**What you are asked to do**
Check the listing below for lines that hold "Exposed". How many are there? Please give only the number.

**Records supplied**
--- Start ---

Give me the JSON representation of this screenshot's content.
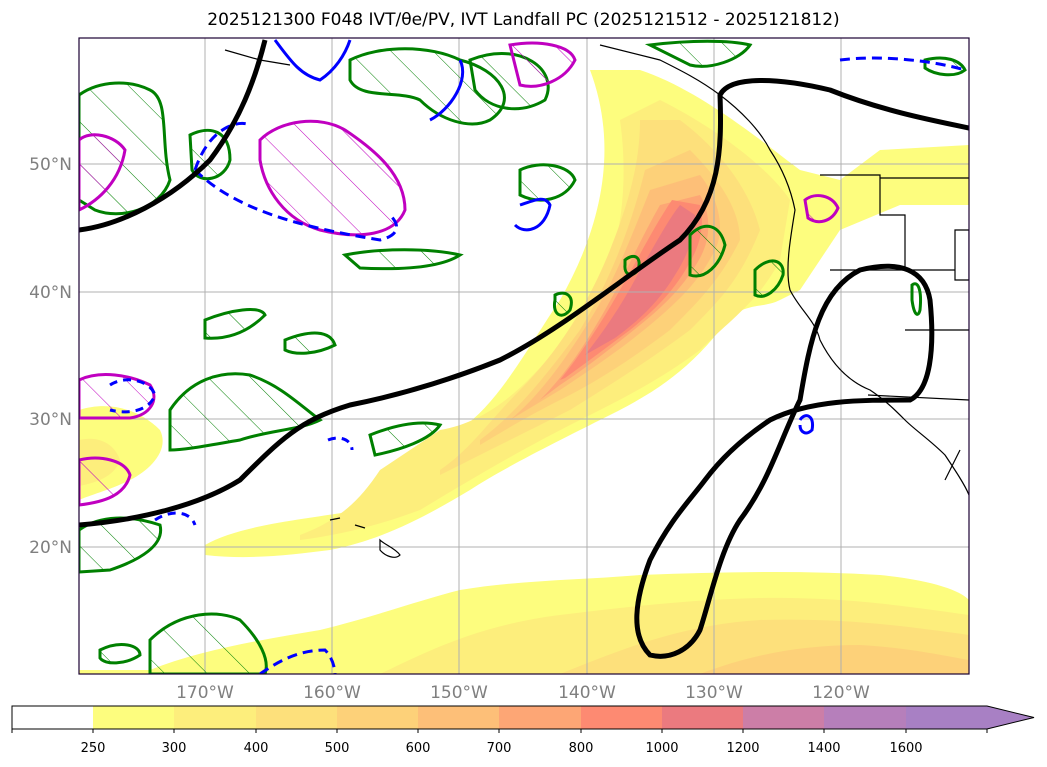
{
  "title": "2025121300 F048 IVT/θe/PV, IVT Landfall PC (2025121512 - 2025121812)",
  "map": {
    "lat_labels": [
      "50°N",
      "40°N",
      "30°N",
      "20°N"
    ],
    "lon_labels": [
      "170°W",
      "160°W",
      "150°W",
      "140°W",
      "130°W",
      "120°W"
    ],
    "projection_extent": {
      "lon_min": -180,
      "lon_max": -110,
      "lat_min": 10,
      "lat_max": 60
    },
    "grid": true
  },
  "colorbar": {
    "ticks": [
      "250",
      "300",
      "400",
      "500",
      "600",
      "700",
      "800",
      "1000",
      "1200",
      "1400",
      "1600"
    ],
    "colors": [
      "#ffffff",
      "#fdfd7e",
      "#fdee7c",
      "#fde07b",
      "#fdd179",
      "#fdbf78",
      "#fda675",
      "#fd8a72",
      "#eb7a7f",
      "#cc7ea7",
      "#a880c4"
    ],
    "extend": "max"
  },
  "colors": {
    "ivt_light": "#fdfd7e",
    "ivt_mid": "#fdd179",
    "ivt_high": "#fd8a72",
    "ivt_core": "#eb7a7f",
    "pc_contour": "#000000",
    "theta_e": "#008000",
    "pv_pos": "#c000c0",
    "pv_neg": "#0000ff",
    "grid": "#b0b0b0",
    "coast": "#000000"
  }
}
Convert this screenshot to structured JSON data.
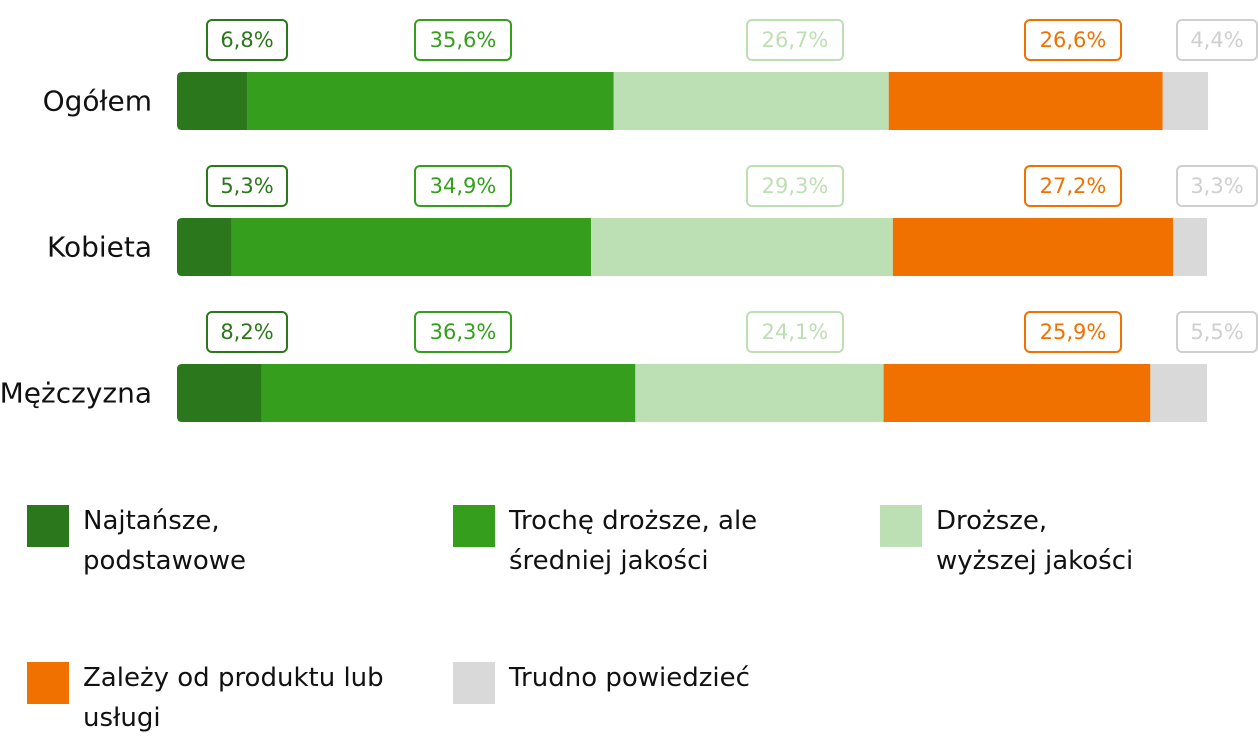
{
  "chart_data": {
    "type": "bar",
    "orientation": "horizontal",
    "stacked": true,
    "categories": [
      "Ogółem",
      "Kobieta",
      "Mężczyzna"
    ],
    "xlim": [
      0,
      100
    ],
    "series": [
      {
        "name": "Najtańsze, podstawowe",
        "color": "#2b771b",
        "label_color": "#2b771b",
        "values": [
          6.8,
          5.3,
          8.2
        ],
        "value_labels": [
          "6,8%",
          "5,3%",
          "8,2%"
        ]
      },
      {
        "name": "Trochę droższe, ale średniej jakości",
        "color": "#359f1d",
        "label_color": "#359f1d",
        "values": [
          35.6,
          34.9,
          36.3
        ],
        "value_labels": [
          "35,6%",
          "34,9%",
          "36,3%"
        ]
      },
      {
        "name": "Droższe, wyższej jakości",
        "color": "#bddfb4",
        "label_color": "#bddfb4",
        "values": [
          26.7,
          29.3,
          24.1
        ],
        "value_labels": [
          "26,7%",
          "29,3%",
          "24,1%"
        ]
      },
      {
        "name": "Zależy od produktu lub usługi",
        "color": "#f07100",
        "label_color": "#f07100",
        "values": [
          26.6,
          27.2,
          25.9
        ],
        "value_labels": [
          "26,6%",
          "27,2%",
          "25,9%"
        ]
      },
      {
        "name": "Trudno powiedzieć",
        "color": "#d9d9d9",
        "label_color": "#cfcfcf",
        "values": [
          4.4,
          3.3,
          5.5
        ],
        "value_labels": [
          "4,4%",
          "3,3%",
          "5,5%"
        ]
      }
    ]
  }
}
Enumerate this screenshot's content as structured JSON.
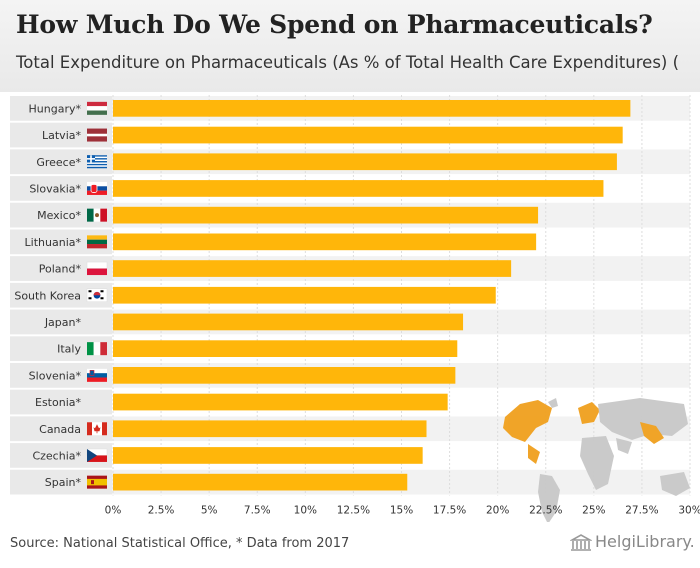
{
  "header": {
    "title": "How Much Do We Spend on Pharmaceuticals?",
    "subtitle": "Total Expenditure on Pharmaceuticals (As % of Total Health Care Expenditures) ("
  },
  "footer": {
    "source": "Source: National Statistical Office, * Data from 2017",
    "brand": "HelgiLibrary."
  },
  "colors": {
    "bar": "#ffb60a",
    "row_band": "#f2f2f2",
    "label_band": "#e9e9e9",
    "grid": "#dddddd",
    "map_land": "#c8c8c8",
    "map_highlight": "#f0a01e"
  },
  "chart_data": {
    "type": "bar",
    "orientation": "horizontal",
    "categories": [
      "Hungary*",
      "Latvia*",
      "Greece*",
      "Slovakia*",
      "Mexico*",
      "Lithuania*",
      "Poland*",
      "South Korea",
      "Japan*",
      "Italy",
      "Slovenia*",
      "Estonia*",
      "Canada",
      "Czechia*",
      "Spain*"
    ],
    "values": [
      26.9,
      26.5,
      26.2,
      25.5,
      22.1,
      22.0,
      20.7,
      19.9,
      18.2,
      17.9,
      17.8,
      17.4,
      16.3,
      16.1,
      15.3
    ],
    "flags": [
      "hungary-flag-icon",
      "latvia-flag-icon",
      "greece-flag-icon",
      "slovakia-flag-icon",
      "mexico-flag-icon",
      "lithuania-flag-icon",
      "poland-flag-icon",
      "south-korea-flag-icon",
      "",
      "italy-flag-icon",
      "slovenia-flag-icon",
      "",
      "canada-flag-icon",
      "czechia-flag-icon",
      "spain-flag-icon"
    ],
    "xticks": [
      "0%",
      "2.5%",
      "5%",
      "7.5%",
      "10%",
      "12.5%",
      "15%",
      "17.5%",
      "20%",
      "22.5%",
      "25%",
      "27.5%",
      "30%"
    ],
    "xlim": [
      0,
      30
    ],
    "grid": true,
    "inset": "world-map"
  }
}
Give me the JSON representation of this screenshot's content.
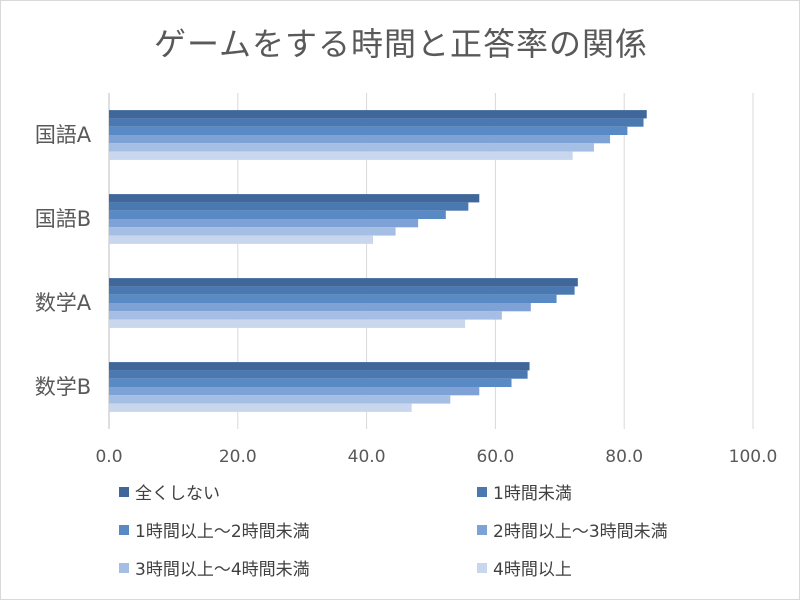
{
  "chart_data": {
    "type": "bar",
    "orientation": "horizontal",
    "title": "ゲームをする時間と正答率の関係",
    "categories": [
      "国語A",
      "国語B",
      "数学A",
      "数学B"
    ],
    "series": [
      {
        "name": "全くしない",
        "color": "#3f679a",
        "values": [
          83.5,
          57.5,
          72.8,
          65.3
        ]
      },
      {
        "name": "1時間未満",
        "color": "#4a78b0",
        "values": [
          83.0,
          55.8,
          72.3,
          65.0
        ]
      },
      {
        "name": "1時間以上～2時間未満",
        "color": "#5a8ac6",
        "values": [
          80.5,
          52.3,
          69.5,
          62.5
        ]
      },
      {
        "name": "2時間以上～3時間未満",
        "color": "#7ea2d6",
        "values": [
          77.8,
          48.0,
          65.5,
          57.5
        ]
      },
      {
        "name": "3時間以上～4時間未満",
        "color": "#a4bfe3",
        "values": [
          75.3,
          44.5,
          61.0,
          53.0
        ]
      },
      {
        "name": "4時間以上",
        "color": "#c8d7ee",
        "values": [
          72.0,
          41.0,
          55.3,
          47.0
        ]
      }
    ],
    "xlim": [
      0,
      100
    ],
    "x_ticks": [
      "0.0",
      "20.0",
      "40.0",
      "60.0",
      "80.0",
      "100.0"
    ],
    "grid": true,
    "legend_position": "bottom"
  }
}
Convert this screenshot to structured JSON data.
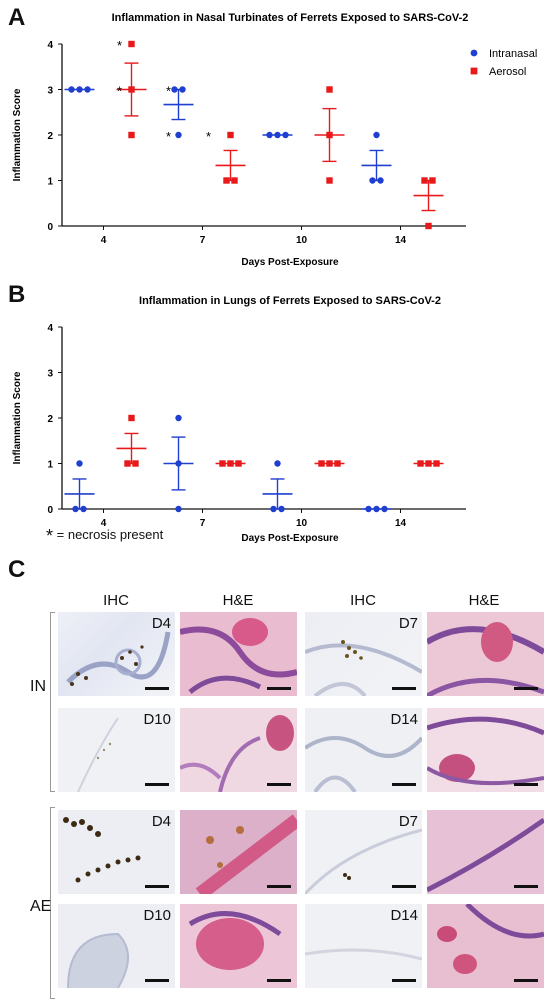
{
  "panels": {
    "a_letter": "A",
    "b_letter": "B",
    "c_letter": "C"
  },
  "footnote": "= necrosis present",
  "footnote_star": "*",
  "colors": {
    "intranasal": "#1f3fd1",
    "aerosol": "#e8191b"
  },
  "chart_data": [
    {
      "type": "scatter",
      "title": "Inflammation in Nasal Turbinates of Ferrets Exposed to SARS-CoV-2",
      "xlabel": "Days Post-Exposure",
      "ylabel": "Inflammation Score",
      "categories": [
        "4",
        "7",
        "10",
        "14"
      ],
      "ylim": [
        0,
        4
      ],
      "yticks": [
        "0",
        "1",
        "2",
        "3",
        "4"
      ],
      "legend": "top-right",
      "series": [
        {
          "name": "Intranasal",
          "color": "#1f3fd1",
          "marker": "circle",
          "points": [
            [
              3,
              3,
              3
            ],
            [
              3,
              3,
              2
            ],
            [
              2,
              2,
              2
            ],
            [
              2,
              1,
              1
            ]
          ],
          "mean": [
            3,
            2.67,
            2,
            1.33
          ],
          "sem": [
            0,
            0.33,
            0,
            0.33
          ]
        },
        {
          "name": "Aerosol",
          "color": "#e8191b",
          "marker": "square",
          "points": [
            [
              4,
              3,
              2
            ],
            [
              2,
              1,
              1
            ],
            [
              3,
              2,
              1
            ],
            [
              1,
              1,
              0
            ]
          ],
          "mean": [
            3,
            1.33,
            2,
            0.67
          ],
          "sem": [
            0.58,
            0.33,
            0.58,
            0.33
          ]
        }
      ],
      "necrosis_labels": [
        "*",
        "*",
        "*",
        "*",
        "*"
      ]
    },
    {
      "type": "scatter",
      "title": "Inflammation in Lungs of Ferrets Exposed to SARS-CoV-2",
      "xlabel": "Days Post-Exposure",
      "ylabel": "Inflammation Score",
      "categories": [
        "4",
        "7",
        "10",
        "14"
      ],
      "ylim": [
        0,
        4
      ],
      "yticks": [
        "0",
        "1",
        "2",
        "3",
        "4"
      ],
      "series": [
        {
          "name": "Intranasal",
          "color": "#1f3fd1",
          "marker": "circle",
          "points": [
            [
              1,
              0,
              0
            ],
            [
              2,
              1,
              0
            ],
            [
              1,
              0,
              0
            ],
            [
              0,
              0,
              0
            ]
          ],
          "mean": [
            0.33,
            1,
            0.33,
            0
          ],
          "sem": [
            0.33,
            0.58,
            0.33,
            0
          ]
        },
        {
          "name": "Aerosol",
          "color": "#e8191b",
          "marker": "square",
          "points": [
            [
              2,
              1,
              1
            ],
            [
              1,
              1,
              1
            ],
            [
              1,
              1,
              1
            ],
            [
              1,
              1,
              1
            ]
          ],
          "mean": [
            1.33,
            1,
            1,
            1
          ],
          "sem": [
            0.33,
            0,
            0,
            0
          ]
        }
      ]
    }
  ],
  "micrographs": {
    "column_titles": [
      "IHC",
      "H&E",
      "IHC",
      "H&E"
    ],
    "row_groups": [
      "IN",
      "AE"
    ],
    "tile_labels": [
      "D4",
      "D7",
      "D10",
      "D14",
      "D4",
      "D7",
      "D10",
      "D14"
    ]
  }
}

--- End ---

**Task answer**
2